= Your instructions =
What lines of the data include the string "without"? Copy them all.

(Stored data)
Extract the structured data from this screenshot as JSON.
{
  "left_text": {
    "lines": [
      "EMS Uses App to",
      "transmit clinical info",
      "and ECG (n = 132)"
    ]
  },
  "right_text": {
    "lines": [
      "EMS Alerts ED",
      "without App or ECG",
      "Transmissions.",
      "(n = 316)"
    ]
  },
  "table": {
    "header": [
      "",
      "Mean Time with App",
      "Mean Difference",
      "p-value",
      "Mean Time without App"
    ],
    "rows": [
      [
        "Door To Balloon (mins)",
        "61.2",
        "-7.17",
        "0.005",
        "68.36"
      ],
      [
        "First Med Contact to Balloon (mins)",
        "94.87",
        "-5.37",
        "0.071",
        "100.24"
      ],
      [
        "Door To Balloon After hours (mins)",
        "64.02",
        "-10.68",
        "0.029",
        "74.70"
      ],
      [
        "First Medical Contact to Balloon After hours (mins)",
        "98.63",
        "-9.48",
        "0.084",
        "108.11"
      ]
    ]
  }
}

==

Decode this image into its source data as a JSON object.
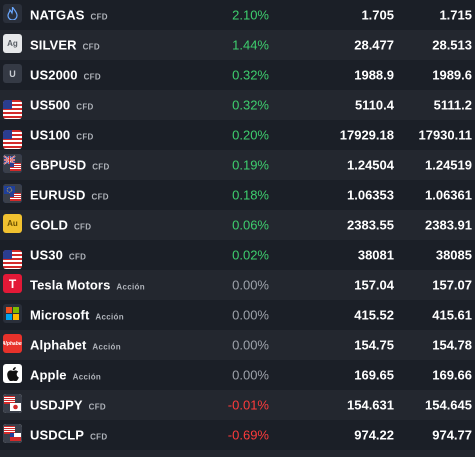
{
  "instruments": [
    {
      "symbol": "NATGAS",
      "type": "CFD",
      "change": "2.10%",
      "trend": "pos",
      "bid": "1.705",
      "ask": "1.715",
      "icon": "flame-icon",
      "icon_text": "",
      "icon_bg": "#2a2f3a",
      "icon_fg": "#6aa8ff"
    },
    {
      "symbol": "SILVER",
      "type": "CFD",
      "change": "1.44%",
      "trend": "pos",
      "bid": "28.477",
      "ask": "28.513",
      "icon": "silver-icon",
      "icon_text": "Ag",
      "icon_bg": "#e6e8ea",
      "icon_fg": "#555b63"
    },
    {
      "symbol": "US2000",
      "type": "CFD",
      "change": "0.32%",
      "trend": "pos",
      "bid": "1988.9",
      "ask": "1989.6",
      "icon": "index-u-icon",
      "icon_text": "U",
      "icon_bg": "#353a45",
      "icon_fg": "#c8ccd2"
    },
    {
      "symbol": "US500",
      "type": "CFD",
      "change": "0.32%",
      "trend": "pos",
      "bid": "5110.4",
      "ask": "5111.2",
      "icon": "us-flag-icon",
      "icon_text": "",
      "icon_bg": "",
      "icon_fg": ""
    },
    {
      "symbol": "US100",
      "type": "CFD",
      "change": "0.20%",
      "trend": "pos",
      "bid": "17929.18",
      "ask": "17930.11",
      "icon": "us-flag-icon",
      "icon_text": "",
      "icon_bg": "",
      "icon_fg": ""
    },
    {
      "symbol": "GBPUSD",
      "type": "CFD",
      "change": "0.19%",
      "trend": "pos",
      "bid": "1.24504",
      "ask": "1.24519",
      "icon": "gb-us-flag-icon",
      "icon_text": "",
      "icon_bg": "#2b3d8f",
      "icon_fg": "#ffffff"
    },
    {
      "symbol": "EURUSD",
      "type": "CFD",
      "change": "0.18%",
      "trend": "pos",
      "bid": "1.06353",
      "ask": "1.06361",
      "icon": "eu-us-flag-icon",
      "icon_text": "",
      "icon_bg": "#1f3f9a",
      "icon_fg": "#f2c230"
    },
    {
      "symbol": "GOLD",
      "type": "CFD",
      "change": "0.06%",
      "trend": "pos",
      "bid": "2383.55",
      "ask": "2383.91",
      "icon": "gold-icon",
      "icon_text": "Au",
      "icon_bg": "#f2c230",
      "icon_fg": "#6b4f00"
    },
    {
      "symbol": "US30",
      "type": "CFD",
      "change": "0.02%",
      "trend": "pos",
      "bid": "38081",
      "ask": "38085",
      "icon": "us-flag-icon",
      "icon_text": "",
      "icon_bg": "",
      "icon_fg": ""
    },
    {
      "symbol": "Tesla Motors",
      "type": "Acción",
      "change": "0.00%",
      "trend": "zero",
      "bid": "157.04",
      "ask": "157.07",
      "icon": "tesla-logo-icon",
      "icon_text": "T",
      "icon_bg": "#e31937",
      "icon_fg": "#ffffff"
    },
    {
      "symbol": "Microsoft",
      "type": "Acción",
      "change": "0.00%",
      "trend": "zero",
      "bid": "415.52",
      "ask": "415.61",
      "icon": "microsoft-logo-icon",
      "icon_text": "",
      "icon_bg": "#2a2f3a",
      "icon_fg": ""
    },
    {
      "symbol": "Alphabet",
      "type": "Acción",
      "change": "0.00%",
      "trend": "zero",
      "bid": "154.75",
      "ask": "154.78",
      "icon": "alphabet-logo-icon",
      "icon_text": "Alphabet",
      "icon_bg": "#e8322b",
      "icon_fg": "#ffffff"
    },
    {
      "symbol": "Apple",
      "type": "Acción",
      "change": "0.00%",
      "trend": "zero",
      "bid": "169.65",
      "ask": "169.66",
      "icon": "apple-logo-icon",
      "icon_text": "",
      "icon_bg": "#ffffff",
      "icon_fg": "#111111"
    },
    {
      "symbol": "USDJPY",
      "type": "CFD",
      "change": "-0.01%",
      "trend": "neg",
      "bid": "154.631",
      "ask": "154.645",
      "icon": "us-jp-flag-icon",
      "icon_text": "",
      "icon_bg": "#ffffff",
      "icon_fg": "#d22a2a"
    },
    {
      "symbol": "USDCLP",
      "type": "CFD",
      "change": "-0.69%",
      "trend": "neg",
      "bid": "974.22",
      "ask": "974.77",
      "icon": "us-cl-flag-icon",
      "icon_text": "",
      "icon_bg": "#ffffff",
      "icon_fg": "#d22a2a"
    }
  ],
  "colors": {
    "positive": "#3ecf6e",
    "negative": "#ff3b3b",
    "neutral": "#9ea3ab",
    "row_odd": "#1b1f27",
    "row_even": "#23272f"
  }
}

= Full answer =
      "without App or ECG",
      "Mean Time without App"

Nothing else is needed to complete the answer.